PROBLEM DETAILS = List each line of the data that holds the string "letter", please.
__________
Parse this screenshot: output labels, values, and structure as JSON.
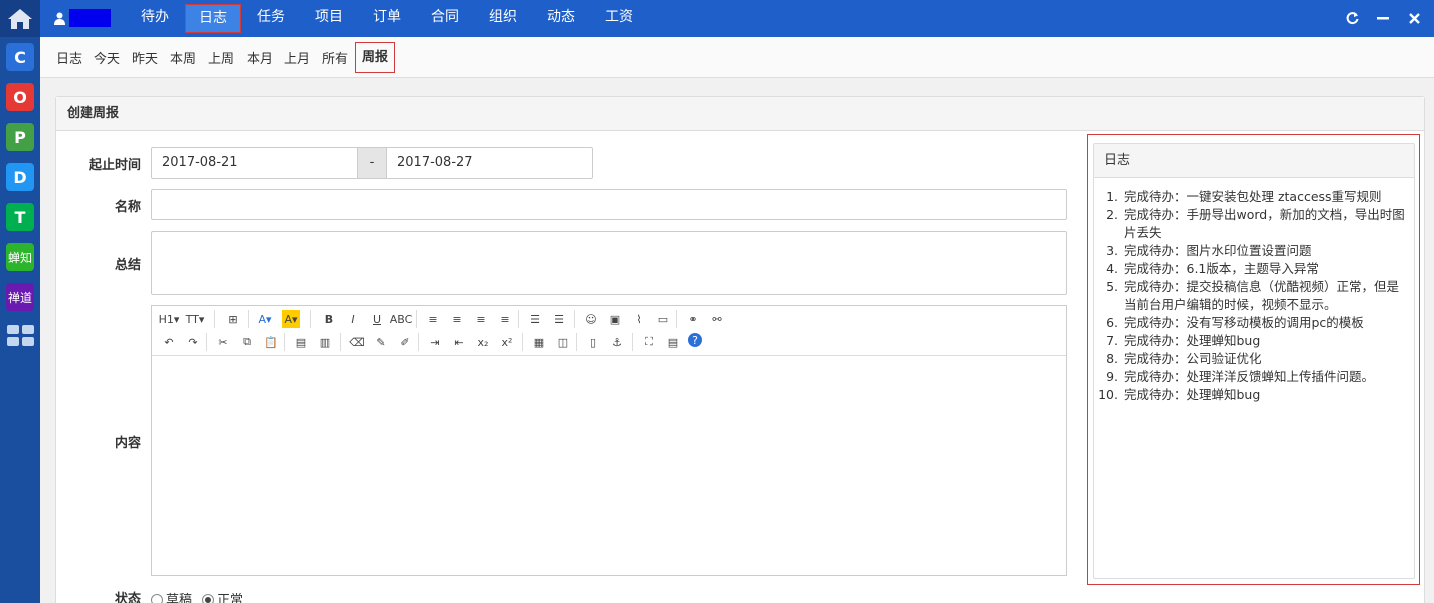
{
  "nav": {
    "items": [
      "待办",
      "日志",
      "任务",
      "项目",
      "订单",
      "合同",
      "组织",
      "动态",
      "工资"
    ],
    "active": "日志",
    "user_name": ""
  },
  "apps": [
    {
      "letter": "C",
      "color": "#2b6fd8"
    },
    {
      "letter": "O",
      "color": "#e53935"
    },
    {
      "letter": "P",
      "color": "#43a047"
    },
    {
      "letter": "D",
      "color": "#2196f3"
    },
    {
      "letter": "T",
      "color": "#00b050"
    },
    {
      "letter": "蝉知",
      "color": "#2cb52c"
    },
    {
      "letter": "禅道",
      "color": "#6a1ab0"
    }
  ],
  "subnav": {
    "items": [
      "日志",
      "今天",
      "昨天",
      "本周",
      "上周",
      "本月",
      "上月",
      "所有",
      "周报"
    ],
    "active": "周报"
  },
  "panel": {
    "title": "创建周报",
    "labels": {
      "date_range": "起止时间",
      "name": "名称",
      "summary": "总结",
      "content": "内容",
      "status": "状态"
    },
    "start_date": "2017-08-21",
    "date_sep": "-",
    "end_date": "2017-08-27",
    "status_options": [
      "草稿",
      "正常"
    ],
    "status_selected": "正常"
  },
  "editor": {
    "row1": [
      "H1",
      "TT",
      "grid",
      "font-color",
      "highlight",
      "B",
      "I",
      "U",
      "ABC",
      "align-left",
      "align-center",
      "align-right",
      "justify",
      "ol",
      "ul",
      "emoji",
      "image",
      "attach",
      "insert",
      "link",
      "unlink"
    ],
    "row2": [
      "undo",
      "redo",
      "cut",
      "copy",
      "paste",
      "paste-text",
      "paste-word",
      "eraser",
      "brush",
      "format",
      "indent",
      "outdent",
      "sub",
      "sup",
      "table",
      "code",
      "page",
      "anchor",
      "fullscreen",
      "source",
      "help"
    ]
  },
  "log": {
    "title": "日志",
    "items": [
      "完成待办：一键安装包处理 ztaccess重写规则",
      "完成待办：手册导出word，新加的文档，导出时图片丢失",
      "完成待办：图片水印位置设置问题",
      "完成待办：6.1版本，主题导入异常",
      "完成待办：提交投稿信息（优酷视频）正常，但是当前台用户编辑的时候，视频不显示。",
      "完成待办：没有写移动模板的调用pc的模板",
      "完成待办：处理蝉知bug",
      "完成待办：公司验证优化",
      "完成待办：处理洋洋反馈蝉知上传插件问题。",
      "完成待办：处理蝉知bug"
    ]
  }
}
__________
EXERCISE ANSWER =
      "letter": "C",
      "letter": "O",
      "letter": "P",
      "letter": "D",
      "letter": "T",
      "letter": "蝉知",
      "letter": "禅道",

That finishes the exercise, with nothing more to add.